Aim of the exercise:
Filter the records below and copy every line containing the word "Center".

Given records:
#####

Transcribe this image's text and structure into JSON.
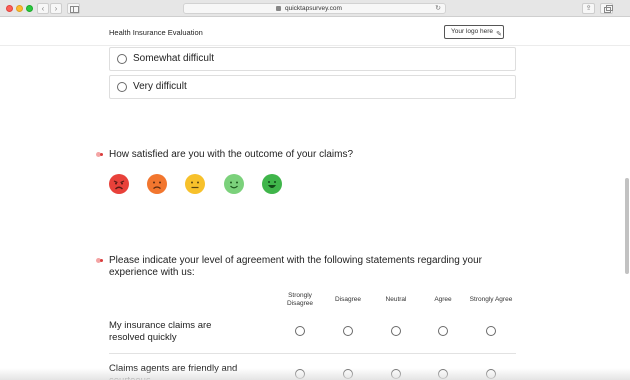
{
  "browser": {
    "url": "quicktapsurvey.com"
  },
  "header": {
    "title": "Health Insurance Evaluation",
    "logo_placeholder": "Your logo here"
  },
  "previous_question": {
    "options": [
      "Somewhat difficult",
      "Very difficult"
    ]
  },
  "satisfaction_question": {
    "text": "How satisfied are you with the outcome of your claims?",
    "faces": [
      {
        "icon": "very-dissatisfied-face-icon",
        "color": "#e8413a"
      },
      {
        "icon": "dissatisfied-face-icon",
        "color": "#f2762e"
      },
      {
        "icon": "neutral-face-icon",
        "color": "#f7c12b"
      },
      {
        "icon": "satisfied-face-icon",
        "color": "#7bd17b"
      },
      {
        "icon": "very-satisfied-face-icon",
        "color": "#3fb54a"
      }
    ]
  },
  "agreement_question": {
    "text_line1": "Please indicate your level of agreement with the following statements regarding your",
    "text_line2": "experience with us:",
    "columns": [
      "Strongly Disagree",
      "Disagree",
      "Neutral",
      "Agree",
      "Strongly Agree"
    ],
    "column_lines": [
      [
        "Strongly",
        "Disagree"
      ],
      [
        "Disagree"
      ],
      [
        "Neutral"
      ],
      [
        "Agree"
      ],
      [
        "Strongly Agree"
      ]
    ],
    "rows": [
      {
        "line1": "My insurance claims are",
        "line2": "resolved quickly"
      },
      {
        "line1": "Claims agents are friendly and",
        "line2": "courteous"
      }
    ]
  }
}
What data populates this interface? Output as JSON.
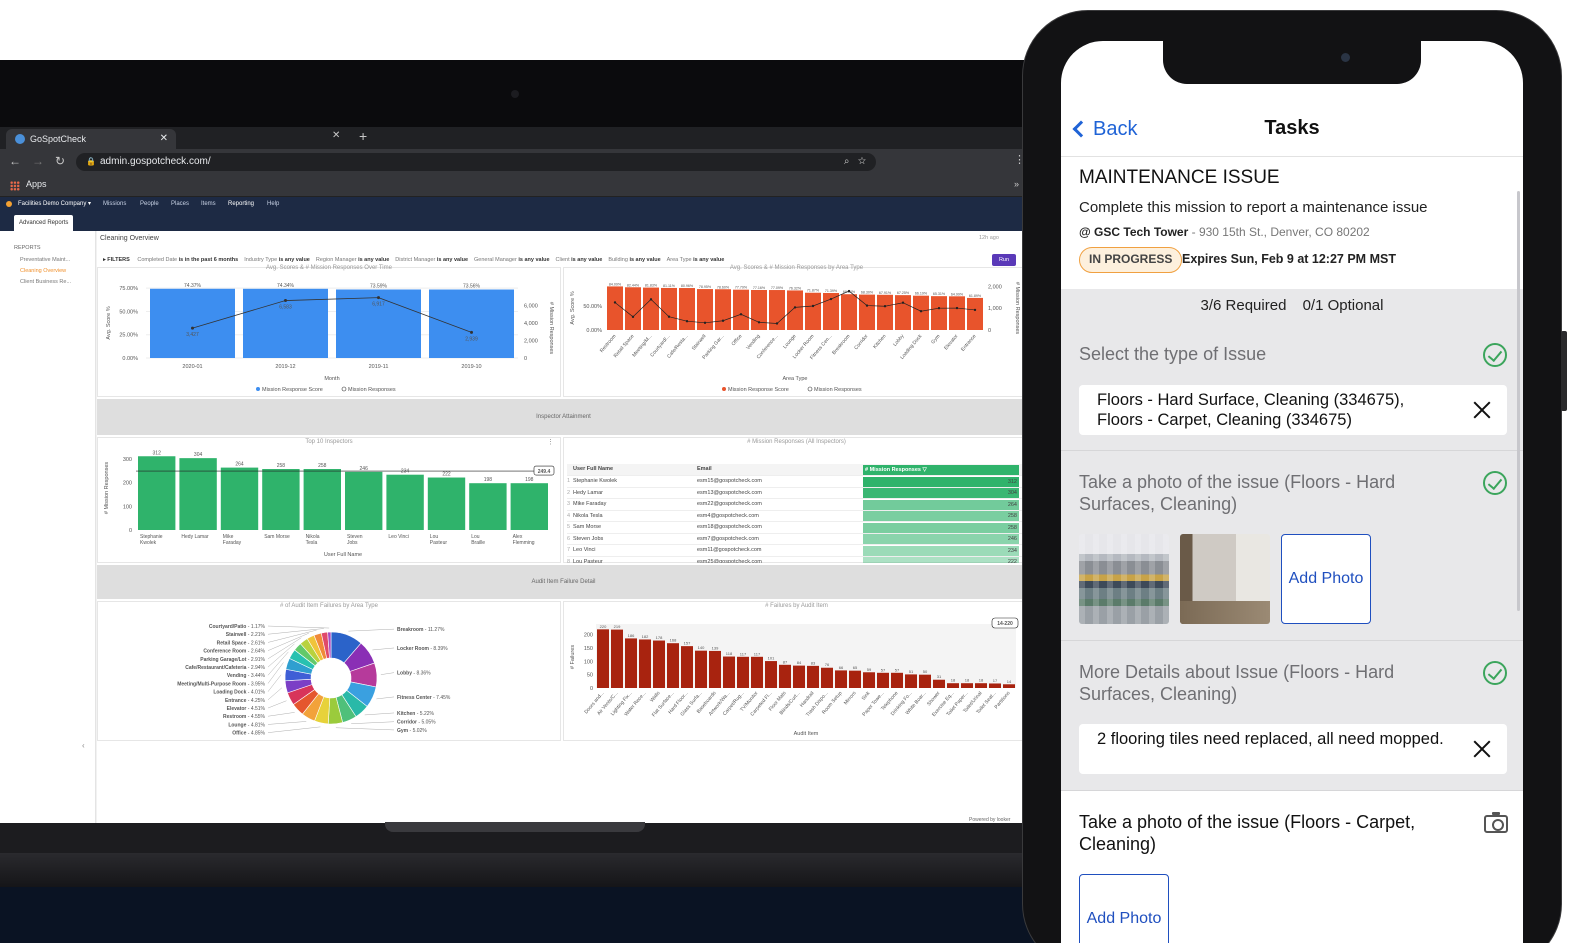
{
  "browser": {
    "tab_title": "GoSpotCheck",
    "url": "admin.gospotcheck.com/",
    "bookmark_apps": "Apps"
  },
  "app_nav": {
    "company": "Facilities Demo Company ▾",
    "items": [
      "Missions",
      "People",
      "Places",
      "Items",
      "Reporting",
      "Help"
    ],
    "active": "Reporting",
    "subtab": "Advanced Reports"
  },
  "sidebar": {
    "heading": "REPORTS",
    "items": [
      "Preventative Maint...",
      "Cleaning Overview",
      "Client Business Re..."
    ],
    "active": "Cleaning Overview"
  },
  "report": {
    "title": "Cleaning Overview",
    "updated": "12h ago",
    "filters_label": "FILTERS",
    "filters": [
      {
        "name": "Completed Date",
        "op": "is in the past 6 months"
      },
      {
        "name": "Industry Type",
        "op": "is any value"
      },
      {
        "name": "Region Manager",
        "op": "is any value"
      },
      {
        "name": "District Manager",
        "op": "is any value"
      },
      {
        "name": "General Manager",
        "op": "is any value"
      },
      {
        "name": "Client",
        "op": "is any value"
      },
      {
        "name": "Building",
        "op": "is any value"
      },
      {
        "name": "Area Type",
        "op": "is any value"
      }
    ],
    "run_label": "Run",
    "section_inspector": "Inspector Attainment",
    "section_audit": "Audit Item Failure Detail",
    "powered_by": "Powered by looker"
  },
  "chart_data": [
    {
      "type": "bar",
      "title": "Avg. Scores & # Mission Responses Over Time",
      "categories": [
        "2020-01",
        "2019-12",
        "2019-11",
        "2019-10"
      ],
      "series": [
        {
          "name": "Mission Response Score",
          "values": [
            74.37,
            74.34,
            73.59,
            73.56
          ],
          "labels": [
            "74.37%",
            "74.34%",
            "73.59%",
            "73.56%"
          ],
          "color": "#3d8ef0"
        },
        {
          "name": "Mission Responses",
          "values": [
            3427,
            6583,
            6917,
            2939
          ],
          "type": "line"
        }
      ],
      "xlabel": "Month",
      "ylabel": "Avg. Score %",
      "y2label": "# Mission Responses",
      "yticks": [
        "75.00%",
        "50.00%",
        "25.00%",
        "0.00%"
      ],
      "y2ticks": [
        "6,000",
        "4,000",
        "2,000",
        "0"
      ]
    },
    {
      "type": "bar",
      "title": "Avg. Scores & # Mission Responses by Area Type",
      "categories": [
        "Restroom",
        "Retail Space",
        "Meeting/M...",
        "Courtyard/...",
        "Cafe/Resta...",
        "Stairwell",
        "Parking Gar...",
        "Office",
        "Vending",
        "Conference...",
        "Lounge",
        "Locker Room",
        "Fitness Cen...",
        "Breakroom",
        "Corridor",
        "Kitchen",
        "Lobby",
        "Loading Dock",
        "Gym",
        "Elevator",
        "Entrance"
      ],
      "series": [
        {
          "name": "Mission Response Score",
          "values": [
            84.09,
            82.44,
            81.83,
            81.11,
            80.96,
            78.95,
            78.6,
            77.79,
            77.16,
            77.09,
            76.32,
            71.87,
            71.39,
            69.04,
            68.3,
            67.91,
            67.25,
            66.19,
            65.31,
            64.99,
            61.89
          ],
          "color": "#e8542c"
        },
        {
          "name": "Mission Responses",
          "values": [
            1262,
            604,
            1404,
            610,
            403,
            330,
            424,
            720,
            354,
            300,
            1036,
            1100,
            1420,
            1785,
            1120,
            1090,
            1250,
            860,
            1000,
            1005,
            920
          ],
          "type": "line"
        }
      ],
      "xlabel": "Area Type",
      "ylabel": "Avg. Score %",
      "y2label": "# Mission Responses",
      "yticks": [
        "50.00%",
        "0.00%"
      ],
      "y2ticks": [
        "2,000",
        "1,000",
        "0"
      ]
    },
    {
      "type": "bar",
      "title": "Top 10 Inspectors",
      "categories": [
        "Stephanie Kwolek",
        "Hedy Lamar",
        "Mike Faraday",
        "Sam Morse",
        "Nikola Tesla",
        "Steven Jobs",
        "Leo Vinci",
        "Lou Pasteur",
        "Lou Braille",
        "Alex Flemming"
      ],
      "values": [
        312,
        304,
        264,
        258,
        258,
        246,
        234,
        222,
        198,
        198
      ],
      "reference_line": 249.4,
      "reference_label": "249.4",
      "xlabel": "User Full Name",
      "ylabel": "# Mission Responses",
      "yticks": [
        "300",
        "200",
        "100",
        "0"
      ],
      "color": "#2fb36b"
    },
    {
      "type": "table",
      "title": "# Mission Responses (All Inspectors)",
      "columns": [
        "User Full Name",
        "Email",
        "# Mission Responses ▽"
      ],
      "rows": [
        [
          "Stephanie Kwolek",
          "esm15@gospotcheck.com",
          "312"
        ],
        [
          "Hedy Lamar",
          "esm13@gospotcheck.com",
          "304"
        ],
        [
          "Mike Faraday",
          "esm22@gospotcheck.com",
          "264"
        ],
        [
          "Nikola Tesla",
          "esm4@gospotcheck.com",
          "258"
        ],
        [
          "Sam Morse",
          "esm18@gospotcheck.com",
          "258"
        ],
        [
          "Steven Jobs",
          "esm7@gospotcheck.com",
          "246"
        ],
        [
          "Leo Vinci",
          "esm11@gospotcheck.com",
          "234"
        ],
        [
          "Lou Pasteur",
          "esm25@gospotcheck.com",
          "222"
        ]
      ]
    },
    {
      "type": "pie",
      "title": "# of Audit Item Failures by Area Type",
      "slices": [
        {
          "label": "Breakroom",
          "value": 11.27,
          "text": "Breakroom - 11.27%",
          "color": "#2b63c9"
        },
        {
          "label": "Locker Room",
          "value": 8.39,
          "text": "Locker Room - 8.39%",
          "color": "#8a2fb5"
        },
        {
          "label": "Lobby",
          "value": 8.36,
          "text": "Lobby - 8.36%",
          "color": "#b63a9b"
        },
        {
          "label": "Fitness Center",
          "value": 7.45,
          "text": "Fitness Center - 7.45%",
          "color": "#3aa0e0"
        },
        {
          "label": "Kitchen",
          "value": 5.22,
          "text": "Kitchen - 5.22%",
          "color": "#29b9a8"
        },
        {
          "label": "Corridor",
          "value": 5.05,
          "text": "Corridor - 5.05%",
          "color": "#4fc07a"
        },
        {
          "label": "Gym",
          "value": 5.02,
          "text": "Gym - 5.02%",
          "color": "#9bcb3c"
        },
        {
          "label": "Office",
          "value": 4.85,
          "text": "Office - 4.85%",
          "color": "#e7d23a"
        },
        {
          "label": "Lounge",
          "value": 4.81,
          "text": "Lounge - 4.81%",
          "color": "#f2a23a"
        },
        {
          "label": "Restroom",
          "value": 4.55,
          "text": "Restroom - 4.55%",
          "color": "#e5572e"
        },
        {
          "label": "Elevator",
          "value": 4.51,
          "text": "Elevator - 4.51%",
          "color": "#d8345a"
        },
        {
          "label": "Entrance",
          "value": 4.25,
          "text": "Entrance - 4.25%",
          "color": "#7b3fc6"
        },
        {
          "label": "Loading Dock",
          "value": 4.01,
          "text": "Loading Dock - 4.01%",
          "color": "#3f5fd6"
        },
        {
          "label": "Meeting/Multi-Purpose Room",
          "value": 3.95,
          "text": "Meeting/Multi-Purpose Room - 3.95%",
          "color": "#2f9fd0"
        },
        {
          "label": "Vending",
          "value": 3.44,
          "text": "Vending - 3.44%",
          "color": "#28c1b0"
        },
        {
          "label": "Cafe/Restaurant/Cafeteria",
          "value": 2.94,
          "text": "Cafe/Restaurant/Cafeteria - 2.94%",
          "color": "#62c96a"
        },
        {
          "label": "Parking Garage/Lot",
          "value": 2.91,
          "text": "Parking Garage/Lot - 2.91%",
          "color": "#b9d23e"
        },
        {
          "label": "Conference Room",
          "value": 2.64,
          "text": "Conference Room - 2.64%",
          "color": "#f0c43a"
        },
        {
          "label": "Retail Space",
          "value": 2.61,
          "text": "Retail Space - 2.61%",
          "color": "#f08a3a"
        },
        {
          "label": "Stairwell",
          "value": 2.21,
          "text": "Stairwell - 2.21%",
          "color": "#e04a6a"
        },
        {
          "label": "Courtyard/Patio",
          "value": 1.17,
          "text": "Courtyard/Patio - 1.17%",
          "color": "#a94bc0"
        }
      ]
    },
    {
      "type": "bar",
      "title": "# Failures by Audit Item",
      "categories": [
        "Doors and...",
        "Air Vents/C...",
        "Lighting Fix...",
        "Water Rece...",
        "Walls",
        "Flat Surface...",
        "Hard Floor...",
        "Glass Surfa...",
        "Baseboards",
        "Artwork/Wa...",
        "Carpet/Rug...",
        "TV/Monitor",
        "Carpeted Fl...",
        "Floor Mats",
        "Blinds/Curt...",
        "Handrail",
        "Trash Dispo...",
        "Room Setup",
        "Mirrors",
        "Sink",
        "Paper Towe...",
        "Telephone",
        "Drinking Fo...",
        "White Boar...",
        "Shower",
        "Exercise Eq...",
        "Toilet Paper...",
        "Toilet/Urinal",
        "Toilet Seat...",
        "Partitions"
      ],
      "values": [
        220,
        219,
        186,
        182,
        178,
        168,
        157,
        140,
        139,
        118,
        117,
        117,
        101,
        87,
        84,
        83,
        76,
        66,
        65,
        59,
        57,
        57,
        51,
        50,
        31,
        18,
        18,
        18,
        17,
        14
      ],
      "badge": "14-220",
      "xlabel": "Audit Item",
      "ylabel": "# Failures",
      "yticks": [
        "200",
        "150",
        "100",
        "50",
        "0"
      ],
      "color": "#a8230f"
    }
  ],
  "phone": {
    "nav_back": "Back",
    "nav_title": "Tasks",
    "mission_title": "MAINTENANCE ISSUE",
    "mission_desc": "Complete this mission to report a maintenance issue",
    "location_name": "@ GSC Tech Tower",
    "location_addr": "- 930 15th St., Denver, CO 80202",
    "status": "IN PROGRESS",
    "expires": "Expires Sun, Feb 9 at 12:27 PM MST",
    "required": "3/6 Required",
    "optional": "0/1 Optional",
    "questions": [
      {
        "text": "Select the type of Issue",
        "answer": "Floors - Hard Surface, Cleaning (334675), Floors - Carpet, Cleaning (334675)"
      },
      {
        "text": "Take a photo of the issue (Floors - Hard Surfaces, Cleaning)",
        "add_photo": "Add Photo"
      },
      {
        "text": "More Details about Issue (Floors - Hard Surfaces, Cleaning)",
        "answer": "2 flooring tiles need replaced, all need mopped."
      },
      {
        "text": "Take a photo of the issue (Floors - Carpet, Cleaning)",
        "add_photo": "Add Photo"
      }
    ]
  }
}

#####

Full response:
          "label": "Fitness Center",
          "text": "Fitness Center - 7.45%",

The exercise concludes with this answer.